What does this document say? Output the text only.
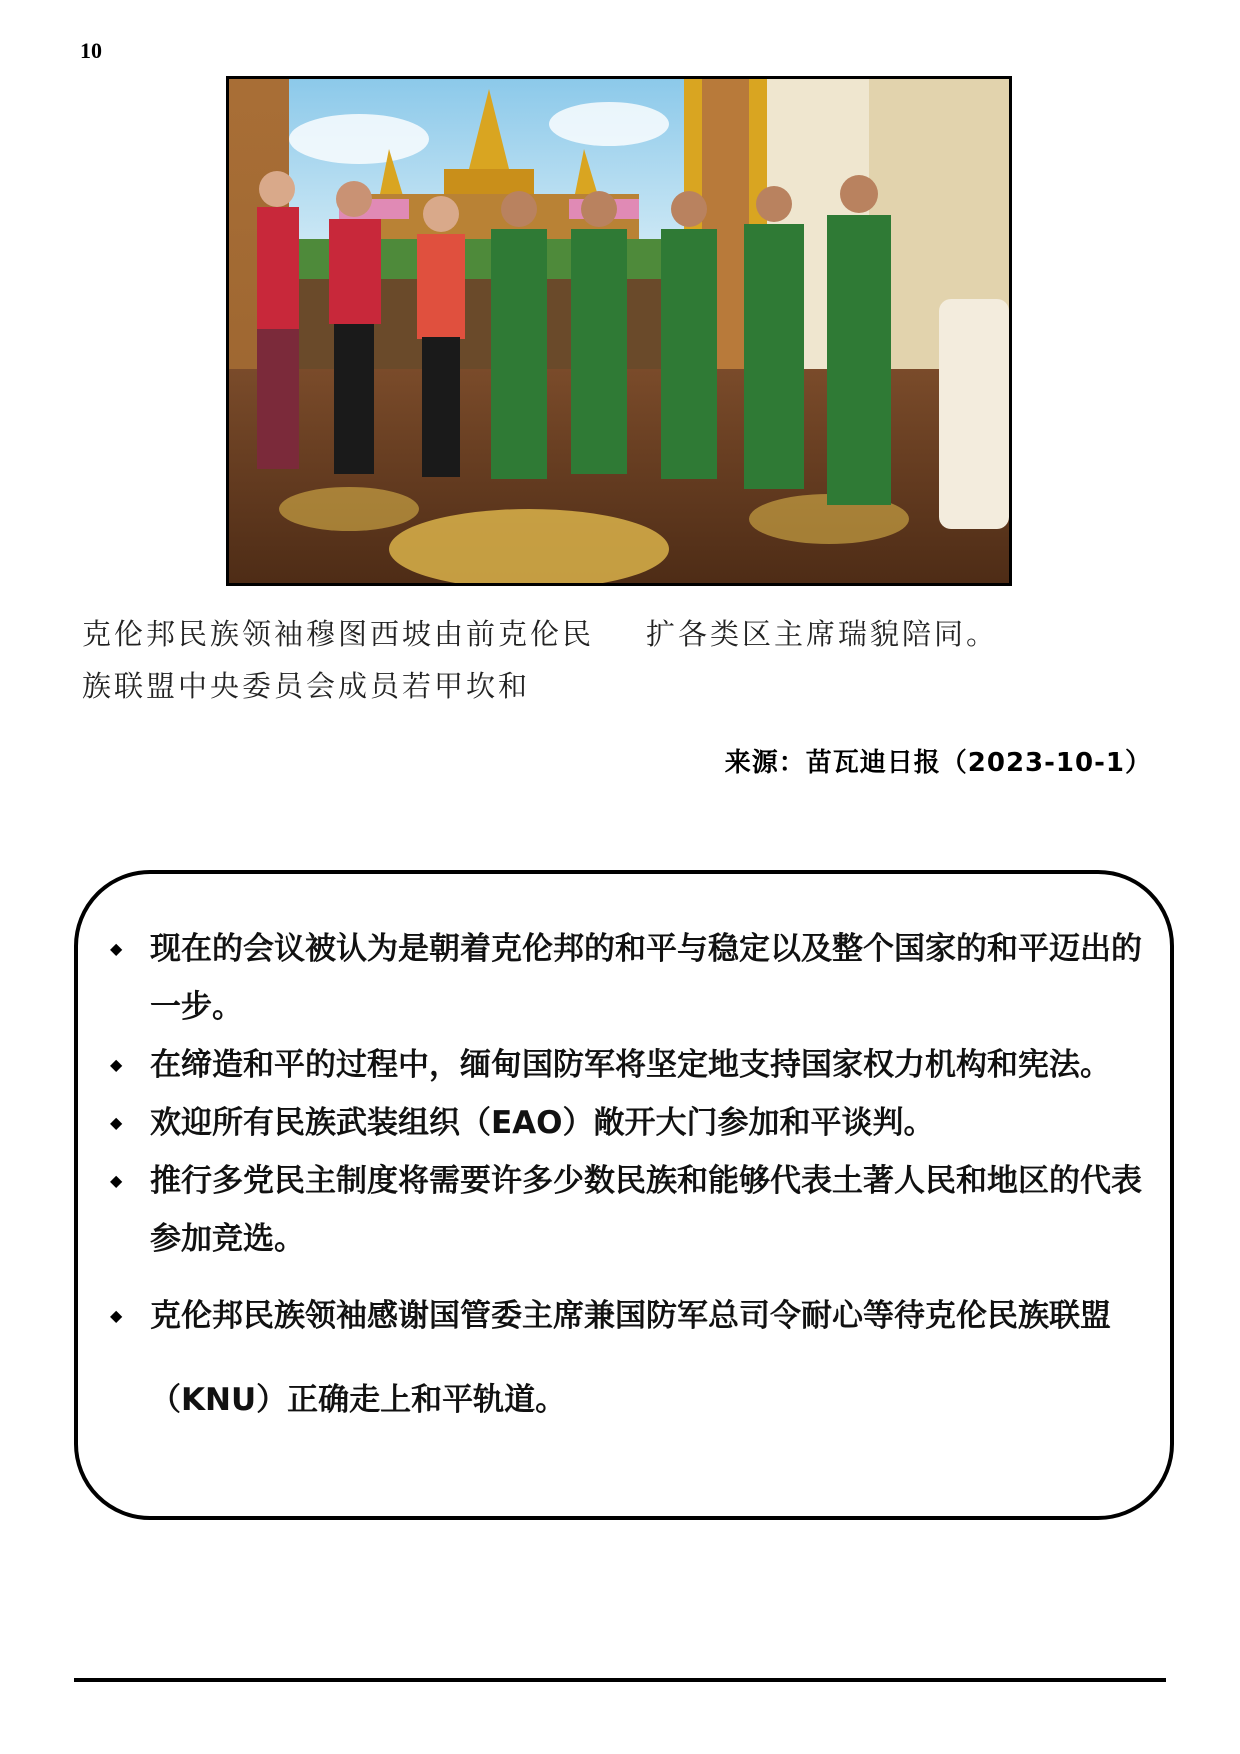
10

克伦邦民族领袖穆图西坡由前克伦民族联盟中央委员会成员若甲坎和

扩各类区主席瑞貌陪同。

来源：苗瓦迪日报（2023-10-1）
◆ 现在的会议被认为是朝着克伦邦的和平与稳定以及整个国家的和平迈出的一步。
◆ 在缔造和平的过程中，缅甸国防军将坚定地支持国家权力机构和宪法。
◆ 欢迎所有民族武装组织（EAO）敞开大门参加和平谈判。
◆ 推行多党民主制度将需要许多少数民族和能够代表土著人民和地区的代表参加竞选。
◆ 克伦邦民族领袖感谢国管委主席兼国防军总司令耐心等待克伦民族联盟（KNU）正确走上和平轨道。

▬▬▬

Stated exercise ▸ Every record is to be reproduced exactly, with no pictures included.

The completed task ▸
What does this document say? Output the text only.
10

克伦邦民族领袖穆图西坡由前克伦民族联盟中央委员会成员若甲坎和

扩各类区主席瑞貌陪同。

来源：苗瓦迪日报（2023-10-1）
◆ 现在的会议被认为是朝着克伦邦的和平与稳定以及整个国家的和平迈出的一步。
◆ 在缔造和平的过程中，缅甸国防军将坚定地支持国家权力机构和宪法。
◆ 欢迎所有民族武装组织（EAO）敞开大门参加和平谈判。
◆ 推行多党民主制度将需要许多少数民族和能够代表土著人民和地区的代表参加竞选。
◆ 克伦邦民族领袖感谢国管委主席兼国防军总司令耐心等待克伦民族联盟（KNU）正确走上和平轨道。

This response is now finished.